*The data*.
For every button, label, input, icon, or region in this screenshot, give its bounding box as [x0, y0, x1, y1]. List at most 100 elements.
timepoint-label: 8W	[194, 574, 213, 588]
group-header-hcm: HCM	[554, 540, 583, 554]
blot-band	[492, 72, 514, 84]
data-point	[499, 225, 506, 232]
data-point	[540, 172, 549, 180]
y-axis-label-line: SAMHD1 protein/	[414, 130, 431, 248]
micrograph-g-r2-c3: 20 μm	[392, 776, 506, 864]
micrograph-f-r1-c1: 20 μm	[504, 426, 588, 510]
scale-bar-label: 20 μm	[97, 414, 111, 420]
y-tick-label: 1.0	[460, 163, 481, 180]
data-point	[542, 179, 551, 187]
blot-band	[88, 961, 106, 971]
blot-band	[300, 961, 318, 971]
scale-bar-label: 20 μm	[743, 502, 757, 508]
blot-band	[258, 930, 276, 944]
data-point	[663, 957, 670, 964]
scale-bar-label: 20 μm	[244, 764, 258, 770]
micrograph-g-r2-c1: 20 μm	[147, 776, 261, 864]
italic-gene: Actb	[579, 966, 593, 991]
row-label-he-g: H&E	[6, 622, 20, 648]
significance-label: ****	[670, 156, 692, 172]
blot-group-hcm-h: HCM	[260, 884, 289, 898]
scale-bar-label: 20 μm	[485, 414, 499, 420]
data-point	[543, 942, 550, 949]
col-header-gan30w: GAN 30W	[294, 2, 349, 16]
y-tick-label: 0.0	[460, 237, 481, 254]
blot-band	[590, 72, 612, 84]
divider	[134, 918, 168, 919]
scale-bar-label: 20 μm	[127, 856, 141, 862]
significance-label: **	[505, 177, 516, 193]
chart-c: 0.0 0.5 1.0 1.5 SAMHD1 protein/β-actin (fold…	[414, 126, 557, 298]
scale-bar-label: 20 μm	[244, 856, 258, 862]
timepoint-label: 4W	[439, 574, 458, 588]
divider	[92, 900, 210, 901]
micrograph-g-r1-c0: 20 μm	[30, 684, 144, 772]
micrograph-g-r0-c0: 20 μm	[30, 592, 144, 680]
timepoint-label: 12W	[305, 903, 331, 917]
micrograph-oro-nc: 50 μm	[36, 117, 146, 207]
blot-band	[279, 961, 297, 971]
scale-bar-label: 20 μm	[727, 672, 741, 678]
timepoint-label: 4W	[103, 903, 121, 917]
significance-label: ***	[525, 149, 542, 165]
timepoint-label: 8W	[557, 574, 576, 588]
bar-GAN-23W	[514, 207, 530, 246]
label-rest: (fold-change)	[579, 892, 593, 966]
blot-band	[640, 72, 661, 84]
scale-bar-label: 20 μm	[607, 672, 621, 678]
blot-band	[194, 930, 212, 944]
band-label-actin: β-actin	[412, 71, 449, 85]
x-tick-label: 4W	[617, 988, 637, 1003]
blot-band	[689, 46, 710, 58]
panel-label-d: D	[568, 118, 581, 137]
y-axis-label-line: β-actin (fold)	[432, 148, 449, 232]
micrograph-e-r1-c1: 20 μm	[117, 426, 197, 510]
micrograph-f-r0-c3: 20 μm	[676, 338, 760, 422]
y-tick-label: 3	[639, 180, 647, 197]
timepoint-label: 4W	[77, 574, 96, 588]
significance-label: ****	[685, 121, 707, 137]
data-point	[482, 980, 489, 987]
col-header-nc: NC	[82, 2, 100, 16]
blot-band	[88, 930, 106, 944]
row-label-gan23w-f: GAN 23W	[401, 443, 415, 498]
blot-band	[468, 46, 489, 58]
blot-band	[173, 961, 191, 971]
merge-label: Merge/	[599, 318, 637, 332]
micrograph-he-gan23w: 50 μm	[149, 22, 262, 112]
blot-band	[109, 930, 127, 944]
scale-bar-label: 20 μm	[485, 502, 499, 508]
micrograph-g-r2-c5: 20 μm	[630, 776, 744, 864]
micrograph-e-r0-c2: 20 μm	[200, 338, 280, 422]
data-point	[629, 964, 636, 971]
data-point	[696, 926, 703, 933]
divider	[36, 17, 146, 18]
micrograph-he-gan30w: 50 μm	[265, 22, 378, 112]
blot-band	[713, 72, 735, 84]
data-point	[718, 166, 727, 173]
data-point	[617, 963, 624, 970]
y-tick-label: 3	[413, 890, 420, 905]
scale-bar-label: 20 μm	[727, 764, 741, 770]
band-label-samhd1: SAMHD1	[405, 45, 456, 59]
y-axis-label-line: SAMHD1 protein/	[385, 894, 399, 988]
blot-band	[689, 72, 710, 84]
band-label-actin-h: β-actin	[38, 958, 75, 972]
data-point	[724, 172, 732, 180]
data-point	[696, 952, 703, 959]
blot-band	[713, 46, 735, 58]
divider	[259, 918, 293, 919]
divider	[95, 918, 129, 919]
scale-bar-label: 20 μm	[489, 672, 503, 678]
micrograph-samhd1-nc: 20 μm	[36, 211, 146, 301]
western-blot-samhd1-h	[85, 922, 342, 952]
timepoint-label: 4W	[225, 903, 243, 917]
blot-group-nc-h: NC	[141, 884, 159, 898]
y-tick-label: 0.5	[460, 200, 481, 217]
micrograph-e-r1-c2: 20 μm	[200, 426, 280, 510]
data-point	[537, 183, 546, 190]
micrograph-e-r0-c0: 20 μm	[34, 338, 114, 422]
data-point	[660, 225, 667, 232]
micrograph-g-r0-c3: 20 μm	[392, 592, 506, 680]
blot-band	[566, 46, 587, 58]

*Task brief*.
The material above is to be transcribed in full, exactly as it stands.

*Answer section*.
For every button, label, input, icon, or region in this screenshot, give its bounding box as [x0, y0, x1, y1]. List at most 100 elements.
timepoint-label: 8W	[194, 574, 213, 588]
group-header-hcm: HCM	[554, 540, 583, 554]
blot-band	[492, 72, 514, 84]
data-point	[499, 225, 506, 232]
data-point	[540, 172, 549, 180]
y-axis-label-line: SAMHD1 protein/	[414, 130, 431, 248]
micrograph-g-r2-c3: 20 μm	[392, 776, 506, 864]
micrograph-f-r1-c1: 20 μm	[504, 426, 588, 510]
scale-bar-label: 20 μm	[97, 414, 111, 420]
y-tick-label: 1.0	[460, 163, 481, 180]
data-point	[542, 179, 551, 187]
blot-band	[88, 961, 106, 971]
blot-band	[300, 961, 318, 971]
scale-bar-label: 20 μm	[743, 502, 757, 508]
blot-band	[258, 930, 276, 944]
data-point	[663, 957, 670, 964]
scale-bar-label: 20 μm	[244, 764, 258, 770]
micrograph-g-r2-c1: 20 μm	[147, 776, 261, 864]
italic-gene: Actb	[579, 966, 593, 991]
row-label-he-g: H&E	[6, 622, 20, 648]
significance-label: ****	[670, 156, 692, 172]
blot-group-hcm-h: HCM	[260, 884, 289, 898]
scale-bar-label: 20 μm	[485, 414, 499, 420]
data-point	[543, 942, 550, 949]
col-header-gan30w: GAN 30W	[294, 2, 349, 16]
y-tick-label: 0.0	[460, 237, 481, 254]
blot-band	[590, 72, 612, 84]
divider	[134, 918, 168, 919]
scale-bar-label: 20 μm	[127, 856, 141, 862]
significance-label: **	[505, 177, 516, 193]
chart-c: 0.0 0.5 1.0 1.5 SAMHD1 protein/β-actin (fold…	[414, 126, 557, 298]
scale-bar-label: 20 μm	[244, 856, 258, 862]
timepoint-label: 4W	[439, 574, 458, 588]
divider	[92, 900, 210, 901]
micrograph-g-r1-c0: 20 μm	[30, 684, 144, 772]
micrograph-g-r0-c0: 20 μm	[30, 592, 144, 680]
timepoint-label: 12W	[305, 903, 331, 917]
micrograph-oro-nc: 50 μm	[36, 117, 146, 207]
blot-band	[279, 961, 297, 971]
scale-bar-label: 20 μm	[727, 672, 741, 678]
timepoint-label: 4W	[103, 903, 121, 917]
significance-label: ***	[525, 149, 542, 165]
timepoint-label: 8W	[557, 574, 576, 588]
bar-GAN-23W	[514, 207, 530, 246]
label-rest: (fold-change)	[579, 892, 593, 966]
blot-band	[640, 72, 661, 84]
scale-bar-label: 20 μm	[607, 672, 621, 678]
blot-band	[194, 930, 212, 944]
band-label-actin: β-actin	[412, 71, 449, 85]
x-tick-label: 4W	[617, 988, 637, 1003]
blot-band	[689, 46, 710, 58]
panel-label-d: D	[568, 118, 581, 137]
y-axis-label-line: β-actin (fold)	[432, 148, 449, 232]
micrograph-e-r1-c1: 20 μm	[117, 426, 197, 510]
micrograph-f-r0-c3: 20 μm	[676, 338, 760, 422]
y-tick-label: 3	[639, 180, 647, 197]
timepoint-label: 4W	[77, 574, 96, 588]
significance-label: ****	[685, 121, 707, 137]
data-point	[482, 980, 489, 987]
col-header-nc: NC	[82, 2, 100, 16]
blot-band	[88, 930, 106, 944]
row-label-gan23w-f: GAN 23W	[401, 443, 415, 498]
blot-band	[468, 46, 489, 58]
blot-band	[173, 961, 191, 971]
merge-label: Merge/	[599, 318, 637, 332]
micrograph-he-gan23w: 50 μm	[149, 22, 262, 112]
blot-band	[109, 930, 127, 944]
scale-bar-label: 20 μm	[485, 502, 499, 508]
micrograph-g-r2-c5: 20 μm	[630, 776, 744, 864]
micrograph-e-r0-c2: 20 μm	[200, 338, 280, 422]
data-point	[629, 964, 636, 971]
data-point	[696, 926, 703, 933]
divider	[36, 17, 146, 18]
micrograph-he-gan30w: 50 μm	[265, 22, 378, 112]
blot-band	[713, 72, 735, 84]
data-point	[718, 166, 727, 173]
data-point	[617, 963, 624, 970]
y-tick-label: 3	[413, 890, 420, 905]
scale-bar-label: 20 μm	[727, 764, 741, 770]
band-label-samhd1: SAMHD1	[405, 45, 456, 59]
y-axis-label-line: SAMHD1 protein/	[385, 894, 399, 988]
blot-band	[689, 72, 710, 84]
band-label-actin-h: β-actin	[38, 958, 75, 972]
data-point	[724, 172, 732, 180]
data-point	[696, 952, 703, 959]
blot-band	[713, 46, 735, 58]
divider	[259, 918, 293, 919]
divider	[95, 918, 129, 919]
scale-bar-label: 20 μm	[489, 672, 503, 678]
micrograph-samhd1-nc: 20 μm	[36, 211, 146, 301]
western-blot-samhd1-h	[85, 922, 342, 952]
timepoint-label: 4W	[225, 903, 243, 917]
blot-group-nc-h: NC	[141, 884, 159, 898]
y-tick-label: 0.5	[460, 200, 481, 217]
micrograph-e-r1-c2: 20 μm	[200, 426, 280, 510]
data-point	[537, 183, 546, 190]
micrograph-e-r0-c0: 20 μm	[34, 338, 114, 422]
data-point	[660, 225, 667, 232]
micrograph-g-r0-c3: 20 μm	[392, 592, 506, 680]
blot-band	[566, 46, 587, 58]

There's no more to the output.